**SHORT TASK:**
Rewrite all of the material with "legend-label" swapped for "key-label" wherever it appears, and leave everything else unchanged.

**SUPPLIED DATA:**
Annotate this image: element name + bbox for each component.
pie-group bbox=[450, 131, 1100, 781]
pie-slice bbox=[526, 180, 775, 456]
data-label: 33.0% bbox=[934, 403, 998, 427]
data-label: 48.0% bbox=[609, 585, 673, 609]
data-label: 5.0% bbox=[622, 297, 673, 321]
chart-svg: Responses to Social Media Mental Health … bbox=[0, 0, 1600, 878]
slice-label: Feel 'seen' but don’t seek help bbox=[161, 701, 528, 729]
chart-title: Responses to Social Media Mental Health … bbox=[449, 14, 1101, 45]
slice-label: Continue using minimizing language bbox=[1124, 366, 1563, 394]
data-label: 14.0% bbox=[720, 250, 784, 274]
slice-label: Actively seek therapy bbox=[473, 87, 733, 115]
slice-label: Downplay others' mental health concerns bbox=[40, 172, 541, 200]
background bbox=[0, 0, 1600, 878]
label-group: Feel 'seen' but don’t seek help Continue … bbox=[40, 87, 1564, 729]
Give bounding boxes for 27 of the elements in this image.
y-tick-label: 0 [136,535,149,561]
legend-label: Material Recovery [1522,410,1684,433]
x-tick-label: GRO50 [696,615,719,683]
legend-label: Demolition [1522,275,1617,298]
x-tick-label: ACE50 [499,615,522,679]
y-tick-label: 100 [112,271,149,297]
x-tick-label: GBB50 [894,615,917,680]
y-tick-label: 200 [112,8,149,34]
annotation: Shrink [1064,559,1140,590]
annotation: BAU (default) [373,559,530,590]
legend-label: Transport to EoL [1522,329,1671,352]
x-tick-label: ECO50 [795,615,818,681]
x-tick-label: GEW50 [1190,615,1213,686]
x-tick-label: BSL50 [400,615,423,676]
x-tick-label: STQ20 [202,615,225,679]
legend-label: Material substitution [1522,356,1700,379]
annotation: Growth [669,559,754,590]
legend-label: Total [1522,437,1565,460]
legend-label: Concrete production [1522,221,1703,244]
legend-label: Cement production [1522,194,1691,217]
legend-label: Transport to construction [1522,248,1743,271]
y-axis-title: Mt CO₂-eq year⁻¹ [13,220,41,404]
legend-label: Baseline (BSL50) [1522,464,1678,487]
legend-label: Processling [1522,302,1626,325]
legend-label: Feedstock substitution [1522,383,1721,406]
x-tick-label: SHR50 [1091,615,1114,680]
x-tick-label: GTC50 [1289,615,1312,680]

**SOLUTION TO THIS PROBLEM:**
Annotate this image: element name + bbox for each component.
pie-group bbox=[450, 131, 1100, 781]
pie-slice bbox=[526, 180, 775, 456]
data-label: 33.0% bbox=[934, 403, 998, 427]
data-label: 48.0% bbox=[609, 585, 673, 609]
data-label: 5.0% bbox=[622, 297, 673, 321]
chart-svg: Responses to Social Media Mental Health … bbox=[0, 0, 1600, 878]
slice-label: Feel 'seen' but don’t seek help bbox=[161, 701, 528, 729]
chart-title: Responses to Social Media Mental Health … bbox=[449, 14, 1101, 45]
slice-label: Continue using minimizing language bbox=[1124, 366, 1563, 394]
data-label: 14.0% bbox=[720, 250, 784, 274]
slice-label: Actively seek therapy bbox=[473, 87, 733, 115]
slice-label: Downplay others' mental health concerns bbox=[40, 172, 541, 200]
background bbox=[0, 0, 1600, 878]
label-group: Feel 'seen' but don’t seek help Continue … bbox=[40, 87, 1564, 729]
Give bounding boxes for 27 of the elements in this image.
y-tick-label: 0 [136,535,149,561]
key-label: Material Recovery [1522,410,1684,433]
x-tick-label: GRO50 [696,615,719,683]
key-label: Demolition [1522,275,1617,298]
x-tick-label: ACE50 [499,615,522,679]
y-tick-label: 100 [112,271,149,297]
x-tick-label: GBB50 [894,615,917,680]
y-tick-label: 200 [112,8,149,34]
annotation: Shrink [1064,559,1140,590]
annotation: BAU (default) [373,559,530,590]
key-label: Transport to EoL [1522,329,1671,352]
x-tick-label: ECO50 [795,615,818,681]
x-tick-label: GEW50 [1190,615,1213,686]
x-tick-label: BSL50 [400,615,423,676]
x-tick-label: STQ20 [202,615,225,679]
key-label: Material substitution [1522,356,1700,379]
annotation: Growth [669,559,754,590]
key-label: Total [1522,437,1565,460]
key-label: Concrete production [1522,221,1703,244]
key-label: Cement production [1522,194,1691,217]
key-label: Transport to construction [1522,248,1743,271]
y-axis-title: Mt CO₂-eq year⁻¹ [13,220,41,404]
key-label: Baseline (BSL50) [1522,464,1678,487]
key-label: Processling [1522,302,1626,325]
key-label: Feedstock substitution [1522,383,1721,406]
x-tick-label: SHR50 [1091,615,1114,680]
x-tick-label: GTC50 [1289,615,1312,680]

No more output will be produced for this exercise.